"electric" appears in how many lines of the entries? State only the number.

### Input
--

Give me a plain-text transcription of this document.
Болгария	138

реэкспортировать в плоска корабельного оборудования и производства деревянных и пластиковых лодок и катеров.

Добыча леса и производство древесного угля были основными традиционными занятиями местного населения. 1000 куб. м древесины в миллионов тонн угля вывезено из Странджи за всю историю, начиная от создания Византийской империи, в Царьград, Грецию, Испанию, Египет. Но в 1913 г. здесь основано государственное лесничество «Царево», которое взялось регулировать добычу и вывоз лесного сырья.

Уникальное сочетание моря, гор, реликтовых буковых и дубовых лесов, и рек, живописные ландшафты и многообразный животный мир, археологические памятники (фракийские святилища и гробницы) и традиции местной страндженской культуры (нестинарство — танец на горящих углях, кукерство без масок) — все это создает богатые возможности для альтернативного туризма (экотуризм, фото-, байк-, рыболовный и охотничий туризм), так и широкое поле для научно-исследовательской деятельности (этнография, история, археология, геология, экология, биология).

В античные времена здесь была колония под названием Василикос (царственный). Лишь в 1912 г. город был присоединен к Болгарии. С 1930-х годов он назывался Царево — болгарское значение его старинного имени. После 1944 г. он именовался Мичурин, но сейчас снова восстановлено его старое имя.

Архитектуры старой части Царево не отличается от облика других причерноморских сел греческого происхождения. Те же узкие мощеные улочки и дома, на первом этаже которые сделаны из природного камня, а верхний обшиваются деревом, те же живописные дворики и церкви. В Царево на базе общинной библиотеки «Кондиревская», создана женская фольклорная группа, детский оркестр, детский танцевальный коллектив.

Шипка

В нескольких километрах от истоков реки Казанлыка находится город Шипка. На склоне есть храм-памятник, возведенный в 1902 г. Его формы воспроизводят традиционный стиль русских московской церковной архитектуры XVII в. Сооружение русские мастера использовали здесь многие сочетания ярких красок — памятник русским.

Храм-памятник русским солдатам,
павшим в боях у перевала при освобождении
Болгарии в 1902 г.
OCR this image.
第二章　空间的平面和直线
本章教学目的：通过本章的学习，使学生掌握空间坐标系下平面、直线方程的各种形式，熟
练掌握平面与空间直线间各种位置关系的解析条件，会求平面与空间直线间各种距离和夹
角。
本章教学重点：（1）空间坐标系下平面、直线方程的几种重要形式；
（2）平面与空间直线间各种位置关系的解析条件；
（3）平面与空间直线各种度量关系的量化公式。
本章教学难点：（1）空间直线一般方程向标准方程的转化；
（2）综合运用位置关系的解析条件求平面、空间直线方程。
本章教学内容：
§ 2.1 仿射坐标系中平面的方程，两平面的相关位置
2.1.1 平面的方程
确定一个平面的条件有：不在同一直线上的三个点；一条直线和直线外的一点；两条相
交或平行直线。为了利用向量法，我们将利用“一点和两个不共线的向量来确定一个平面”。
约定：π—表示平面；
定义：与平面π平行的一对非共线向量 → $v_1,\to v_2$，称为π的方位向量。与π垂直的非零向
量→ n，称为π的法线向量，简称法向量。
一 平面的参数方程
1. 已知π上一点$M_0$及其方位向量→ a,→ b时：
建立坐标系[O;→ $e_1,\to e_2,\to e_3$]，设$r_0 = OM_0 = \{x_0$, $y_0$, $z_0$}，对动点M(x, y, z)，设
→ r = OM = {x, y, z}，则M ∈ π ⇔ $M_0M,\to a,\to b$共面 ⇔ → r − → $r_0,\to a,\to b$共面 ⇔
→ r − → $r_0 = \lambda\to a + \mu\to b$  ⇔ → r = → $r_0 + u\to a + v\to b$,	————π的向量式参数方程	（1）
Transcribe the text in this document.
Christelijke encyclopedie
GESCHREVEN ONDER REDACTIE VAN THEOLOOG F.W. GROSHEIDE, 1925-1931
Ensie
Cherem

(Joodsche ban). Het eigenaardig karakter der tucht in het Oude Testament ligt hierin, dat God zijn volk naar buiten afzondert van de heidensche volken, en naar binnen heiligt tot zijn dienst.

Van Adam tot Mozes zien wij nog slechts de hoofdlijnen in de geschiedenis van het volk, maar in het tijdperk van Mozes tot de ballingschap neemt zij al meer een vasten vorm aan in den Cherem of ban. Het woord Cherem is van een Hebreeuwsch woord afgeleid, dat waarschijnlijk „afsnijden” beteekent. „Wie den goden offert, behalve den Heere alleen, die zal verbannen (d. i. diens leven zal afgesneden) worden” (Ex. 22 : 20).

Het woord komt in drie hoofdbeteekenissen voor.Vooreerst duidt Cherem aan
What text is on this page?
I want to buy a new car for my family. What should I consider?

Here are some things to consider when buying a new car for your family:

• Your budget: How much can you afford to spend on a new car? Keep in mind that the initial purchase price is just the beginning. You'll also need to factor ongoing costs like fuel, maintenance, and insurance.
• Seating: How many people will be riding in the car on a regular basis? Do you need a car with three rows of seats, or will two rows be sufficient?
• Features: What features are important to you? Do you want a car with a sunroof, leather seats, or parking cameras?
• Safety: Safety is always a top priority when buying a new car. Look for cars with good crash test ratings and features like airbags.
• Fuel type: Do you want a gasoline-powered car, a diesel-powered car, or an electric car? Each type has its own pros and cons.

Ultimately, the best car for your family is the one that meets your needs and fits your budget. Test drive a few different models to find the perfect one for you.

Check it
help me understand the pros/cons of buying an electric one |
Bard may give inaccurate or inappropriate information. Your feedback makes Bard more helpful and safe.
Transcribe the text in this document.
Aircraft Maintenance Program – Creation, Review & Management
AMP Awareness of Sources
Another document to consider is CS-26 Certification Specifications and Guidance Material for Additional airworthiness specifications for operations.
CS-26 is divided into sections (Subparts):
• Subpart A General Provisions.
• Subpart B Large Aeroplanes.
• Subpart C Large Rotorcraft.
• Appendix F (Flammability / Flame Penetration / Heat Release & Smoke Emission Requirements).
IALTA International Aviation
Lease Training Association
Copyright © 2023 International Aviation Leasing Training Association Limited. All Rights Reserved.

--

### Task answer
2